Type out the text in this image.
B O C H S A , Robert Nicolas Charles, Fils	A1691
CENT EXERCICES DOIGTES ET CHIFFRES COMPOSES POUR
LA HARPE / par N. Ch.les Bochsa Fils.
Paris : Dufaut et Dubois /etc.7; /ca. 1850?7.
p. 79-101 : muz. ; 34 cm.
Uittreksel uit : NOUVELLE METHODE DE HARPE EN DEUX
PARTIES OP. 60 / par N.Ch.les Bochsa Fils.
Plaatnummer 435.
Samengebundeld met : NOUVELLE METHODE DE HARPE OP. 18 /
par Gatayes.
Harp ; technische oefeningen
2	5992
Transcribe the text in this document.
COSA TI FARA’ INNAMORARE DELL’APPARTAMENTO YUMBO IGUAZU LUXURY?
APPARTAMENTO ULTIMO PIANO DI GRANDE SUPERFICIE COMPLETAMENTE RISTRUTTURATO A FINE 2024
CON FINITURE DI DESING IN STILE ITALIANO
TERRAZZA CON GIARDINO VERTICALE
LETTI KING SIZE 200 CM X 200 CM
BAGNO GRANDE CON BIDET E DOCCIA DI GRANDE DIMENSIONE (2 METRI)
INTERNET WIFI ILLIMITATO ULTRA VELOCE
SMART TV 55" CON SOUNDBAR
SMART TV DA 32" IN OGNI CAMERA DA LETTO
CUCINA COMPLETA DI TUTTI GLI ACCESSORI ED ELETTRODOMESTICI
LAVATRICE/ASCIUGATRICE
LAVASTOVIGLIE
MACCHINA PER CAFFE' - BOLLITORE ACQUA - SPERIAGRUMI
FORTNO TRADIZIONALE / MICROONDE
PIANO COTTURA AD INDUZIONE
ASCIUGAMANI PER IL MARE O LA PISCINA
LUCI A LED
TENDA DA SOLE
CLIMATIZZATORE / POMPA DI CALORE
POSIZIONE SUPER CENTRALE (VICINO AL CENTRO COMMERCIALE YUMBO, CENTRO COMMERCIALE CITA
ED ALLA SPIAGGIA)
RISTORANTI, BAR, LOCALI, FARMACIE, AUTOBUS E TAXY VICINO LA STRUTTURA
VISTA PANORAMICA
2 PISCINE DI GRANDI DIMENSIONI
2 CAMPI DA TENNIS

------

=== What is expected ===
Quote the data in full, keeping each word unchanged.

=== Final answer ===
Type out the text in this image.
B O C H S A , Robert Nicolas Charles, Fils	A1691
CENT EXERCICES DOIGTES ET CHIFFRES COMPOSES POUR
LA HARPE / par N. Ch.les Bochsa Fils.
Paris : Dufaut et Dubois /etc.7; /ca. 1850?7.
p. 79-101 : muz. ; 34 cm.
Uittreksel uit : NOUVELLE METHODE DE HARPE EN DEUX
PARTIES OP. 60 / par N.Ch.les Bochsa Fils.
Plaatnummer 435.
Samengebundeld met : NOUVELLE METHODE DE HARPE OP. 18 /
par Gatayes.
Harp ; technische oefeningen
2	5992
Transcribe the text in this document.
COSA TI FARA’ INNAMORARE DELL’APPARTAMENTO YUMBO IGUAZU LUXURY?
APPARTAMENTO ULTIMO PIANO DI GRANDE SUPERFICIE COMPLETAMENTE RISTRUTTURATO A FINE 2024
CON FINITURE DI DESING IN STILE ITALIANO
TERRAZZA CON GIARDINO VERTICALE
LETTI KING SIZE 200 CM X 200 CM
BAGNO GRANDE CON BIDET E DOCCIA DI GRANDE DIMENSIONE (2 METRI)
INTERNET WIFI ILLIMITATO ULTRA VELOCE
SMART TV 55" CON SOUNDBAR
SMART TV DA 32" IN OGNI CAMERA DA LETTO
CUCINA COMPLETA DI TUTTI GLI ACCESSORI ED ELETTRODOMESTICI
LAVATRICE/ASCIUGATRICE
LAVASTOVIGLIE
MACCHINA PER CAFFE' - BOLLITORE ACQUA - SPERIAGRUMI
FORTNO TRADIZIONALE / MICROONDE
PIANO COTTURA AD INDUZIONE
ASCIUGAMANI PER IL MARE O LA PISCINA
LUCI A LED
TENDA DA SOLE
CLIMATIZZATORE / POMPA DI CALORE
POSIZIONE SUPER CENTRALE (VICINO AL CENTRO COMMERCIALE YUMBO, CENTRO COMMERCIALE CITA
ED ALLA SPIAGGIA)
RISTORANTI, BAR, LOCALI, FARMACIE, AUTOBUS E TAXY VICINO LA STRUTTURA
VISTA PANORAMICA
2 PISCINE DI GRANDI DIMENSIONI
2 CAMPI DA TENNIS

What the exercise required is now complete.